## TEXTE À LIRE
----

D’ailleurs, une telle offrande, c’est comme présenter à Dieu, sous une forme exécutée, mais toutefois incomplète, le fruit du commandement que ce même Dieu a donné aux hommes. « Peupler la terre et la soumettre » (Gn 1:28), Dieu dit à l’homme, lui confiant la création comme un héritage provisoire. Quelle longue et rude route depuis cette époque jusqu’à nos jours, durant lesquels les hommes peuvent affirmer en quelque sorte qu’ils ont accompli le précepte divin.

La technique mène l’homme d’aujourd’hui vers un degré de perfection jamais égalé dans le domaine du monde matériel. La machine moderne permet un mode de production qui remplace et décuple l’énergie humaine, laquelle se trouve libérée de la concurrence des forces organiques, et permet à la production industrielle son potentiel maximal d’intensité et de précision.

En observant furtivement ces évolutions, il semble que la nature elle-même approuve tout ce que l’homme a accompli en elle et l’encourage à poursuivre le développement de ces possibilités extraordinaires. Or, il doit être clair que toute recherche et découverte du fonctionnement des forces de la nature, menées par les moyens de la technique, doit se faire en fonction de la recherche et la découverte de la grandeur, de la sagesse et de l’harmonie divines. Considérant la technique de cette manière, qui pourrait alors la désapprouver et la condamner?

----

## DONNÉES
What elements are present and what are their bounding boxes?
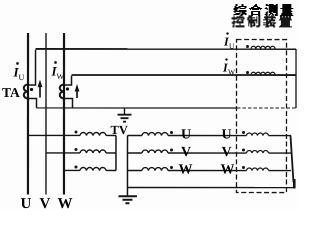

----

## CONSIGNE
D'après le texte à lire, que remplace et décuple le mode de production permis par la machine moderne ?

## RÉSULTAT
L'énergie humaine.